__What you need to do__
Go through the listing below and list every line with "Shift".

(Data items)
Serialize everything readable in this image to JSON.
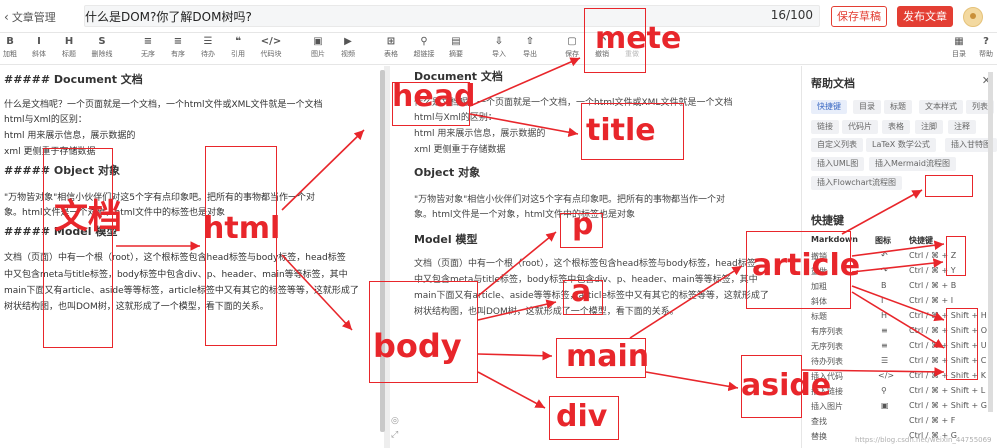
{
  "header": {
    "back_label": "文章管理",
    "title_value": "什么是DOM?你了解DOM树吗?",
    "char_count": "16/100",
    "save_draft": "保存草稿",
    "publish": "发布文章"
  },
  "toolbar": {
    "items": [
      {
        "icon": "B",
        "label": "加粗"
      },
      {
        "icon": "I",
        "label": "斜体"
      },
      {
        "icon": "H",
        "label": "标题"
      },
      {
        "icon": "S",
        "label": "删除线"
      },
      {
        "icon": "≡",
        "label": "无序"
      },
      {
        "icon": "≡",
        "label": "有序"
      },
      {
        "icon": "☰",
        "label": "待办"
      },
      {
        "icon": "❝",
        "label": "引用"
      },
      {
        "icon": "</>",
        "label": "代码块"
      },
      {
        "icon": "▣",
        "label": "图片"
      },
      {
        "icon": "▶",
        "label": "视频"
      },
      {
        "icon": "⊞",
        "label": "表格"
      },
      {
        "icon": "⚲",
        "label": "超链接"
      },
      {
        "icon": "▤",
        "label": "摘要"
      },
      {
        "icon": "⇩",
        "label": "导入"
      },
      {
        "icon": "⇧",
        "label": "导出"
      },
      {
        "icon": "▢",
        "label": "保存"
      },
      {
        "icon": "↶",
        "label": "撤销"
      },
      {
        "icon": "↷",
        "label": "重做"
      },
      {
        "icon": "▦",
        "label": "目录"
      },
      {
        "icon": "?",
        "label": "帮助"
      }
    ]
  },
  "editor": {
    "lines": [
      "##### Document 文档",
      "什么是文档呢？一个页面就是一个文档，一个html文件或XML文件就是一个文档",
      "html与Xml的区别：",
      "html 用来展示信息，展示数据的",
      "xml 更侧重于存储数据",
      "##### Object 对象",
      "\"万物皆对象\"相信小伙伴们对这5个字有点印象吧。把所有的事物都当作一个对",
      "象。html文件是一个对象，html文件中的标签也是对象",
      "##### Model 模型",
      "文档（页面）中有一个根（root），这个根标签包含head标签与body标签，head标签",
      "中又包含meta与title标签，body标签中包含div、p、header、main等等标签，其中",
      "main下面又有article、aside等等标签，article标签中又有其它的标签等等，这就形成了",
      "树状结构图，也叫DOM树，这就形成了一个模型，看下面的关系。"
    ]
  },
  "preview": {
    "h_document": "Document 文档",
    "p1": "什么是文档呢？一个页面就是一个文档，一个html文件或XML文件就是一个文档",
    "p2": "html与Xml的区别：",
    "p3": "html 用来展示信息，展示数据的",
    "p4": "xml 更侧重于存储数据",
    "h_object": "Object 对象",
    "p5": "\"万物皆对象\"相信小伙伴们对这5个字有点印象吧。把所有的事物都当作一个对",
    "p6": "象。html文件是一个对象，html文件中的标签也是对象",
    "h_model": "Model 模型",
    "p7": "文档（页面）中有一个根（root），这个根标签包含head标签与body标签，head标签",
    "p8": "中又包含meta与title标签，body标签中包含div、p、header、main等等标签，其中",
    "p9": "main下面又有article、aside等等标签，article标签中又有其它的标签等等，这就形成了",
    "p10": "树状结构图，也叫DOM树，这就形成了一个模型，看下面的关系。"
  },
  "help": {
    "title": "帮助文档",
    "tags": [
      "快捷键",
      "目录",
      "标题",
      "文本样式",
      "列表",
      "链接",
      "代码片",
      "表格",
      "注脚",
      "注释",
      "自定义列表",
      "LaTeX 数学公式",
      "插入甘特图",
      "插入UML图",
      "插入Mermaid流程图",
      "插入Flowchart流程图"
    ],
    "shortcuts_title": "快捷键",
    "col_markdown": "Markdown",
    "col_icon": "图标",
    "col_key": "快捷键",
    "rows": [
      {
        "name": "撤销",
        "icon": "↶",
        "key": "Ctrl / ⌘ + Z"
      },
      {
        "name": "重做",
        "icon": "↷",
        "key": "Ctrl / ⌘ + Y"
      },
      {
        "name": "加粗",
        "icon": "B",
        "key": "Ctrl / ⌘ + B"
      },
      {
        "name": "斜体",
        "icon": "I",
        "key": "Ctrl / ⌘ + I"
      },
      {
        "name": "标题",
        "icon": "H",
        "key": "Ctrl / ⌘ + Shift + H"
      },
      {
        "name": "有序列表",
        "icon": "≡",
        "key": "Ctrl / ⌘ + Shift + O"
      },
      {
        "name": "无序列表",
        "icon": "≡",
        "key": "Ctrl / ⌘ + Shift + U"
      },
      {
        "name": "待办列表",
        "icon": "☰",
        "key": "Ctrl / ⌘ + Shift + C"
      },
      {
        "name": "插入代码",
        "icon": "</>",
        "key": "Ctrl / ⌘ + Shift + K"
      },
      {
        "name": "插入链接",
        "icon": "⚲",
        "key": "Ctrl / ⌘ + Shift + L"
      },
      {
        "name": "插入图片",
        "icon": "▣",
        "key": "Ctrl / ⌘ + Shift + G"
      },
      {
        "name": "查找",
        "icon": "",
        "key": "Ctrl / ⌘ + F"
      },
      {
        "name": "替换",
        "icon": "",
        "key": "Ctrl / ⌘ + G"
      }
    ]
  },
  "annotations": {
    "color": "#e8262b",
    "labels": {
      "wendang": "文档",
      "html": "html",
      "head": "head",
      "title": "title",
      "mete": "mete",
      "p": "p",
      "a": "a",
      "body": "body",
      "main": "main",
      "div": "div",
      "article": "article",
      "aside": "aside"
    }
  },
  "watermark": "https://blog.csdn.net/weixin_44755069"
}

__Solved problem__
        "key": "Ctrl / ⌘ + Shift + H"
        "key": "Ctrl / ⌘ + Shift + O"
        "key": "Ctrl / ⌘ + Shift + U"
        "key": "Ctrl / ⌘ + Shift + C"
        "key": "Ctrl / ⌘ + Shift + K"
        "key": "Ctrl / ⌘ + Shift + L"
        "key": "Ctrl / ⌘ + Shift + G"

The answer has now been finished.